[Structured figure records]

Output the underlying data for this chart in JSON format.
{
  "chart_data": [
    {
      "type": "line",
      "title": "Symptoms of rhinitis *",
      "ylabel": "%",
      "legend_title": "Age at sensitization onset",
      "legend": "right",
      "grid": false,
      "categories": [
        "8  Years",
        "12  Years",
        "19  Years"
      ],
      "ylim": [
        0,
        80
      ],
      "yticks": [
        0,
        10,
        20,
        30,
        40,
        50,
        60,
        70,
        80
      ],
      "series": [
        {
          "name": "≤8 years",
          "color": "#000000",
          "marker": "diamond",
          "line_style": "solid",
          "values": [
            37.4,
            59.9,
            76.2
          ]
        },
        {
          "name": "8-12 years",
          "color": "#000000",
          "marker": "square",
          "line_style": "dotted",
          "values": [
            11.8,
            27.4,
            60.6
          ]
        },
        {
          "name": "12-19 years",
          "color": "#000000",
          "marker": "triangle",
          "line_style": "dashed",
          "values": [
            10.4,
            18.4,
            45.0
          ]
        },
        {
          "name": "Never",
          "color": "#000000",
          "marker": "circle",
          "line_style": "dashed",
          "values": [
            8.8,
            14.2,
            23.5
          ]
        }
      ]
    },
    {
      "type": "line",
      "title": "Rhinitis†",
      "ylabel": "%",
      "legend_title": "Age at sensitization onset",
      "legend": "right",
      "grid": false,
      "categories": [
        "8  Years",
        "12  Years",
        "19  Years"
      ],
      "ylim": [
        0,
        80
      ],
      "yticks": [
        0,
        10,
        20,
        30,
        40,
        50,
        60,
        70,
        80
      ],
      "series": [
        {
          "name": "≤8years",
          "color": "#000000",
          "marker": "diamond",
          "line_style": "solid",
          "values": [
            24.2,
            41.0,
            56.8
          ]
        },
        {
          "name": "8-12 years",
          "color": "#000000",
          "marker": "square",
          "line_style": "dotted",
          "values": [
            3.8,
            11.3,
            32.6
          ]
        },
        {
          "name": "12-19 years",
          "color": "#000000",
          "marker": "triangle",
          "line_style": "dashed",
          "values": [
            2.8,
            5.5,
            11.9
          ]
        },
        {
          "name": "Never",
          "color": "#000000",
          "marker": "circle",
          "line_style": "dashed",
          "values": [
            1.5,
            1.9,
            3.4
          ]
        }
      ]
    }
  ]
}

_Given request_.
Exactly reproduce every line of the records.

_Solution_.
Output the underlying data for this chart in JSON format.
{
  "chart_data": [
    {
      "type": "line",
      "title": "Symptoms of rhinitis *",
      "ylabel": "%",
      "legend_title": "Age at sensitization onset",
      "legend": "right",
      "grid": false,
      "categories": [
        "8  Years",
        "12  Years",
        "19  Years"
      ],
      "ylim": [
        0,
        80
      ],
      "yticks": [
        0,
        10,
        20,
        30,
        40,
        50,
        60,
        70,
        80
      ],
      "series": [
        {
          "name": "≤8 years",
          "color": "#000000",
          "marker": "diamond",
          "line_style": "solid",
          "values": [
            37.4,
            59.9,
            76.2
          ]
        },
        {
          "name": "8-12 years",
          "color": "#000000",
          "marker": "square",
          "line_style": "dotted",
          "values": [
            11.8,
            27.4,
            60.6
          ]
        },
        {
          "name": "12-19 years",
          "color": "#000000",
          "marker": "triangle",
          "line_style": "dashed",
          "values": [
            10.4,
            18.4,
            45.0
          ]
        },
        {
          "name": "Never",
          "color": "#000000",
          "marker": "circle",
          "line_style": "dashed",
          "values": [
            8.8,
            14.2,
            23.5
          ]
        }
      ]
    },
    {
      "type": "line",
      "title": "Rhinitis†",
      "ylabel": "%",
      "legend_title": "Age at sensitization onset",
      "legend": "right",
      "grid": false,
      "categories": [
        "8  Years",
        "12  Years",
        "19  Years"
      ],
      "ylim": [
        0,
        80
      ],
      "yticks": [
        0,
        10,
        20,
        30,
        40,
        50,
        60,
        70,
        80
      ],
      "series": [
        {
          "name": "≤8years",
          "color": "#000000",
          "marker": "diamond",
          "line_style": "solid",
          "values": [
            24.2,
            41.0,
            56.8
          ]
        },
        {
          "name": "8-12 years",
          "color": "#000000",
          "marker": "square",
          "line_style": "dotted",
          "values": [
            3.8,
            11.3,
            32.6
          ]
        },
        {
          "name": "12-19 years",
          "color": "#000000",
          "marker": "triangle",
          "line_style": "dashed",
          "values": [
            2.8,
            5.5,
            11.9
          ]
        },
        {
          "name": "Never",
          "color": "#000000",
          "marker": "circle",
          "line_style": "dashed",
          "values": [
            1.5,
            1.9,
            3.4
          ]
        }
      ]
    }
  ]
}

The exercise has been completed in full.